======== Exercise data

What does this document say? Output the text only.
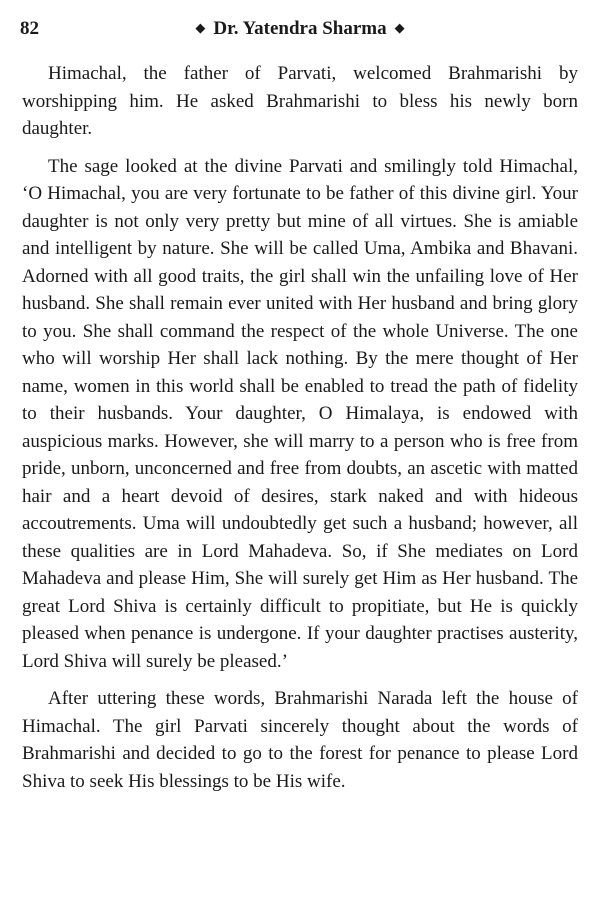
82	◆ Dr. Yatendra Sharma ◆

Himachal, the father of Parvati, welcomed Brahmarishi by worshipping him. He asked Brahmarishi to bless his newly born daughter.

The sage looked at the divine Parvati and smilingly told Himachal, ‘O Himachal, you are very fortunate to be father of this divine girl. Your daughter is not only very pretty but mine of all virtues. She is amiable and intelligent by nature. She will be called Uma, Ambika and Bhavani. Adorned with all good traits, the girl shall win the unfailing love of Her husband. She shall remain ever united with Her husband and bring glory to you. She shall command the respect of the whole Universe. The one who will worship Her shall lack nothing. By the mere thought of Her name, women in this world shall be enabled to tread the path of fidelity to their husbands. Your daughter, O Himalaya, is endowed with auspicious marks. However, she will marry to a person who is free from pride, unborn, unconcerned and free from doubts, an ascetic with matted hair and a heart devoid of desires, stark naked and with hideous accoutrements. Uma will undoubtedly get such a husband; however, all these qualities are in Lord Mahadeva. So, if She mediates on Lord Mahadeva and please Him, She will surely get Him as Her husband. The great Lord Shiva is certainly difficult to propitiate, but He is quickly pleased when penance is undergone. If your daughter practises austerity, Lord Shiva will surely be pleased.’

After uttering these words, Brahmarishi Narada left the house of Himachal. The girl Parvati sincerely thought about the words of Brahmarishi and decided to go to the forest for penance to please Lord Shiva to seek His blessings to be His wife.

================

◆ Your task
Pick each line holding the word "this" out of the data and copy it.

◆ Exercise output
What does this document say? Output the text only.
The sage looked at the divine Parvati and smilingly told Himachal, ‘O Himachal, you are very fortunate to be father of this divine girl. Your daughter is not only very pretty but mine of all virtues. She is amiable and intelligent by nature. She will be called Uma, Ambika and Bhavani. Adorned with all good traits, the girl shall win the unfailing love of Her husband. She shall remain ever united with Her husband and bring glory to you. She shall command the respect of the whole Universe. The one who will worship Her shall lack nothing. By the mere thought of Her name, women in this world shall be enabled to tread the path of fidelity to their husbands. Your daughter, O Himalaya, is endowed with auspicious marks. However, she will marry to a person who is free from pride, unborn, unconcerned and free from doubts, an ascetic with matted hair and a heart devoid of desires, stark naked and with hideous accoutrements. Uma will undoubtedly get such a husband; however, all these qualities are in Lord Mahadeva. So, if She mediates on Lord Mahadeva and please Him, She will surely get Him as Her husband. The great Lord Shiva is certainly difficult to propitiate, but He is quickly pleased when penance is undergone. If your daughter practises austerity, Lord Shiva will surely be pleased.’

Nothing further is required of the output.